Your instructions | Quote every line below exactly as it reads.

====== Entries provided

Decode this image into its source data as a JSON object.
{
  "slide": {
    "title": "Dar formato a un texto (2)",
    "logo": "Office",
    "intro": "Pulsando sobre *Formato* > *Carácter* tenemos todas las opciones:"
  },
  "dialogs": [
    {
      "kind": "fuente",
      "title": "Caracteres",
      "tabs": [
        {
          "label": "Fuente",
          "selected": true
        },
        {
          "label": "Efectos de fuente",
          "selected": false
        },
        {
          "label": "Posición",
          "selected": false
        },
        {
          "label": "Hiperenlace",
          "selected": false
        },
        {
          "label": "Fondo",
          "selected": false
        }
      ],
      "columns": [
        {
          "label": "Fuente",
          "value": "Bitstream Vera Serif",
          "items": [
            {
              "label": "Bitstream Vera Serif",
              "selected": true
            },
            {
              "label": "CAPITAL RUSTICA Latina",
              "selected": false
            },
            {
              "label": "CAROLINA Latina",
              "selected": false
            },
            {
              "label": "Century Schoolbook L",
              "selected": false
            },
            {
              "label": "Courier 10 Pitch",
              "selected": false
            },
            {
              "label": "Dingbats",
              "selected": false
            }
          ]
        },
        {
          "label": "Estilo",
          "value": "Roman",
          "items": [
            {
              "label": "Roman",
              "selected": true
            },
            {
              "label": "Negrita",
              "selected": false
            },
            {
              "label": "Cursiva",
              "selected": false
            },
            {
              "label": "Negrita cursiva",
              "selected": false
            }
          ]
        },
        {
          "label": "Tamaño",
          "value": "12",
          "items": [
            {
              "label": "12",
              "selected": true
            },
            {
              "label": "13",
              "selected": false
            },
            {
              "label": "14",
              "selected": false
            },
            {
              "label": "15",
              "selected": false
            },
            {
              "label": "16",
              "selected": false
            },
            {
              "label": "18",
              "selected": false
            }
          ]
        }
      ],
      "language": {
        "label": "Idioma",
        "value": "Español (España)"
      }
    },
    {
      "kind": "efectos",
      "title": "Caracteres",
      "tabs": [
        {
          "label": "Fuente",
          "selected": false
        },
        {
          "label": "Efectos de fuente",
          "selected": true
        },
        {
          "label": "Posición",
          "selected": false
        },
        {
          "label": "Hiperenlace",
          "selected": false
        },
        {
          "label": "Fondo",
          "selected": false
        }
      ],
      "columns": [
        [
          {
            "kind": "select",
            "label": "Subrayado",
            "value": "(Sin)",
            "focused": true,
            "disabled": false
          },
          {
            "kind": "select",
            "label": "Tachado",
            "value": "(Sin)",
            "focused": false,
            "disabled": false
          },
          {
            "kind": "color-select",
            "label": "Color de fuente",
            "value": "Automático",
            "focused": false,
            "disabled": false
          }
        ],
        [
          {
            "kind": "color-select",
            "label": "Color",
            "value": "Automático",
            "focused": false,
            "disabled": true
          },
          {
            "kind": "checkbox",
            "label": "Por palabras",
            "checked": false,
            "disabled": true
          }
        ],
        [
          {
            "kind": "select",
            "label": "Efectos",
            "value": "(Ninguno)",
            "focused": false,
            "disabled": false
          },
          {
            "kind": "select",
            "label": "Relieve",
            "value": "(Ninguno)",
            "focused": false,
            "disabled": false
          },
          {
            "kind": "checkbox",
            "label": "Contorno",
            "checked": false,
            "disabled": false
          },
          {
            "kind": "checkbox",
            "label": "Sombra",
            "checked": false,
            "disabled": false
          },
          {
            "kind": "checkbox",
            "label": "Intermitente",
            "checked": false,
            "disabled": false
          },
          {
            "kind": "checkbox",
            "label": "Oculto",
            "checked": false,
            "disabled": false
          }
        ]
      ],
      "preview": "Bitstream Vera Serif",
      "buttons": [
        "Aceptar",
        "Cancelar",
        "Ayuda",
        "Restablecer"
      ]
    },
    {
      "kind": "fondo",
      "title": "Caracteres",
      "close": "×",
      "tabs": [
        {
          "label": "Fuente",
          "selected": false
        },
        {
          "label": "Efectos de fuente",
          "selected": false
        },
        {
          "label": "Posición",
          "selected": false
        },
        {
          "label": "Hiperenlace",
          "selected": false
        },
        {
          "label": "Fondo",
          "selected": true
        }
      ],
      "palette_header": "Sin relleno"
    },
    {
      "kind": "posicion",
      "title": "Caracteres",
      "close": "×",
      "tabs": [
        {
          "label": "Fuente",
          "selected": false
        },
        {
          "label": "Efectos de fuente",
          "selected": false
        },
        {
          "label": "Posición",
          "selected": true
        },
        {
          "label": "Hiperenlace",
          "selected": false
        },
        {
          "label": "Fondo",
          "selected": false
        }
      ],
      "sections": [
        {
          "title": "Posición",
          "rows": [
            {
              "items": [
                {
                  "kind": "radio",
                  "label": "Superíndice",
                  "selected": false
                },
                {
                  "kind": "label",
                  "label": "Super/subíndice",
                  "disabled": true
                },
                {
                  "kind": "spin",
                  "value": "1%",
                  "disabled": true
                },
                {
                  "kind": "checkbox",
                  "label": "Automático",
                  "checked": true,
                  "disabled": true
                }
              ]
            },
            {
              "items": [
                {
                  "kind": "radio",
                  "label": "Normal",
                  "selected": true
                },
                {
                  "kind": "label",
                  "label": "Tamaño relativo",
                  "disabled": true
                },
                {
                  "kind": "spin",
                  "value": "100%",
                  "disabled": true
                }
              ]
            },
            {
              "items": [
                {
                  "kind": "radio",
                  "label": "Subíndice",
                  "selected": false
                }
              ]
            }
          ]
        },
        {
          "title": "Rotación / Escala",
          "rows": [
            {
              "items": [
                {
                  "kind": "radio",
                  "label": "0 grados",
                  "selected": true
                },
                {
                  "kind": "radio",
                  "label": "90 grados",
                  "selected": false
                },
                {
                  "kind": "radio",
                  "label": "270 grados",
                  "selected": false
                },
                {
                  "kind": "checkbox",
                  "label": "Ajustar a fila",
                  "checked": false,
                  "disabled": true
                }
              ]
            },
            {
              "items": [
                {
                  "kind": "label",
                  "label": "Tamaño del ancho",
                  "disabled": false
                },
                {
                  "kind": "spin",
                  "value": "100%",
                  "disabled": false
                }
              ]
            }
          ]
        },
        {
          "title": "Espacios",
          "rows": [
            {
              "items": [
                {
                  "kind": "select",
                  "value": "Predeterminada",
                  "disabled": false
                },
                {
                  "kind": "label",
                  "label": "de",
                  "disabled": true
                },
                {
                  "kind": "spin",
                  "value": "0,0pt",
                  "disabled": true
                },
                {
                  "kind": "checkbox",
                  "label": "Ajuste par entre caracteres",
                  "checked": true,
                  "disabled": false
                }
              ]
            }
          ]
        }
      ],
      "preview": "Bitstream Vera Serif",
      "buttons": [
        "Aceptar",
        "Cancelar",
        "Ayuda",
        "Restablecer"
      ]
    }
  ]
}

============

Worked solution |
Decode this image into its source data as a JSON object.
{
  "slide": {
    "title": "Dar formato a un texto (2)",
    "logo": "Office",
    "intro": "Pulsando sobre *Formato* > *Carácter* tenemos todas las opciones:"
  },
  "dialogs": [
    {
      "kind": "fuente",
      "title": "Caracteres",
      "tabs": [
        {
          "label": "Fuente",
          "selected": true
        },
        {
          "label": "Efectos de fuente",
          "selected": false
        },
        {
          "label": "Posición",
          "selected": false
        },
        {
          "label": "Hiperenlace",
          "selected": false
        },
        {
          "label": "Fondo",
          "selected": false
        }
      ],
      "columns": [
        {
          "label": "Fuente",
          "value": "Bitstream Vera Serif",
          "items": [
            {
              "label": "Bitstream Vera Serif",
              "selected": true
            },
            {
              "label": "CAPITAL RUSTICA Latina",
              "selected": false
            },
            {
              "label": "CAROLINA Latina",
              "selected": false
            },
            {
              "label": "Century Schoolbook L",
              "selected": false
            },
            {
              "label": "Courier 10 Pitch",
              "selected": false
            },
            {
              "label": "Dingbats",
              "selected": false
            }
          ]
        },
        {
          "label": "Estilo",
          "value": "Roman",
          "items": [
            {
              "label": "Roman",
              "selected": true
            },
            {
              "label": "Negrita",
              "selected": false
            },
            {
              "label": "Cursiva",
              "selected": false
            },
            {
              "label": "Negrita cursiva",
              "selected": false
            }
          ]
        },
        {
          "label": "Tamaño",
          "value": "12",
          "items": [
            {
              "label": "12",
              "selected": true
            },
            {
              "label": "13",
              "selected": false
            },
            {
              "label": "14",
              "selected": false
            },
            {
              "label": "15",
              "selected": false
            },
            {
              "label": "16",
              "selected": false
            },
            {
              "label": "18",
              "selected": false
            }
          ]
        }
      ],
      "language": {
        "label": "Idioma",
        "value": "Español (España)"
      }
    },
    {
      "kind": "efectos",
      "title": "Caracteres",
      "tabs": [
        {
          "label": "Fuente",
          "selected": false
        },
        {
          "label": "Efectos de fuente",
          "selected": true
        },
        {
          "label": "Posición",
          "selected": false
        },
        {
          "label": "Hiperenlace",
          "selected": false
        },
        {
          "label": "Fondo",
          "selected": false
        }
      ],
      "columns": [
        [
          {
            "kind": "select",
            "label": "Subrayado",
            "value": "(Sin)",
            "focused": true,
            "disabled": false
          },
          {
            "kind": "select",
            "label": "Tachado",
            "value": "(Sin)",
            "focused": false,
            "disabled": false
          },
          {
            "kind": "color-select",
            "label": "Color de fuente",
            "value": "Automático",
            "focused": false,
            "disabled": false
          }
        ],
        [
          {
            "kind": "color-select",
            "label": "Color",
            "value": "Automático",
            "focused": false,
            "disabled": true
          },
          {
            "kind": "checkbox",
            "label": "Por palabras",
            "checked": false,
            "disabled": true
          }
        ],
        [
          {
            "kind": "select",
            "label": "Efectos",
            "value": "(Ninguno)",
            "focused": false,
            "disabled": false
          },
          {
            "kind": "select",
            "label": "Relieve",
            "value": "(Ninguno)",
            "focused": false,
            "disabled": false
          },
          {
            "kind": "checkbox",
            "label": "Contorno",
            "checked": false,
            "disabled": false
          },
          {
            "kind": "checkbox",
            "label": "Sombra",
            "checked": false,
            "disabled": false
          },
          {
            "kind": "checkbox",
            "label": "Intermitente",
            "checked": false,
            "disabled": false
          },
          {
            "kind": "checkbox",
            "label": "Oculto",
            "checked": false,
            "disabled": false
          }
        ]
      ],
      "preview": "Bitstream Vera Serif",
      "buttons": [
        "Aceptar",
        "Cancelar",
        "Ayuda",
        "Restablecer"
      ]
    },
    {
      "kind": "fondo",
      "title": "Caracteres",
      "close": "×",
      "tabs": [
        {
          "label": "Fuente",
          "selected": false
        },
        {
          "label": "Efectos de fuente",
          "selected": false
        },
        {
          "label": "Posición",
          "selected": false
        },
        {
          "label": "Hiperenlace",
          "selected": false
        },
        {
          "label": "Fondo",
          "selected": true
        }
      ],
      "palette_header": "Sin relleno"
    },
    {
      "kind": "posicion",
      "title": "Caracteres",
      "close": "×",
      "tabs": [
        {
          "label": "Fuente",
          "selected": false
        },
        {
          "label": "Efectos de fuente",
          "selected": false
        },
        {
          "label": "Posición",
          "selected": true
        },
        {
          "label": "Hiperenlace",
          "selected": false
        },
        {
          "label": "Fondo",
          "selected": false
        }
      ],
      "sections": [
        {
          "title": "Posición",
          "rows": [
            {
              "items": [
                {
                  "kind": "radio",
                  "label": "Superíndice",
                  "selected": false
                },
                {
                  "kind": "label",
                  "label": "Super/subíndice",
                  "disabled": true
                },
                {
                  "kind": "spin",
                  "value": "1%",
                  "disabled": true
                },
                {
                  "kind": "checkbox",
                  "label": "Automático",
                  "checked": true,
                  "disabled": true
                }
              ]
            },
            {
              "items": [
                {
                  "kind": "radio",
                  "label": "Normal",
                  "selected": true
                },
                {
                  "kind": "label",
                  "label": "Tamaño relativo",
                  "disabled": true
                },
                {
                  "kind": "spin",
                  "value": "100%",
                  "disabled": true
                }
              ]
            },
            {
              "items": [
                {
                  "kind": "radio",
                  "label": "Subíndice",
                  "selected": false
                }
              ]
            }
          ]
        },
        {
          "title": "Rotación / Escala",
          "rows": [
            {
              "items": [
                {
                  "kind": "radio",
                  "label": "0 grados",
                  "selected": true
                },
                {
                  "kind": "radio",
                  "label": "90 grados",
                  "selected": false
                },
                {
                  "kind": "radio",
                  "label": "270 grados",
                  "selected": false
                },
                {
                  "kind": "checkbox",
                  "label": "Ajustar a fila",
                  "checked": false,
                  "disabled": true
                }
              ]
            },
            {
              "items": [
                {
                  "kind": "label",
                  "label": "Tamaño del ancho",
                  "disabled": false
                },
                {
                  "kind": "spin",
                  "value": "100%",
                  "disabled": false
                }
              ]
            }
          ]
        },
        {
          "title": "Espacios",
          "rows": [
            {
              "items": [
                {
                  "kind": "select",
                  "value": "Predeterminada",
                  "disabled": false
                },
                {
                  "kind": "label",
                  "label": "de",
                  "disabled": true
                },
                {
                  "kind": "spin",
                  "value": "0,0pt",
                  "disabled": true
                },
                {
                  "kind": "checkbox",
                  "label": "Ajuste par entre caracteres",
                  "checked": true,
                  "disabled": false
                }
              ]
            }
          ]
        }
      ],
      "preview": "Bitstream Vera Serif",
      "buttons": [
        "Aceptar",
        "Cancelar",
        "Ayuda",
        "Restablecer"
      ]
    }
  ]
}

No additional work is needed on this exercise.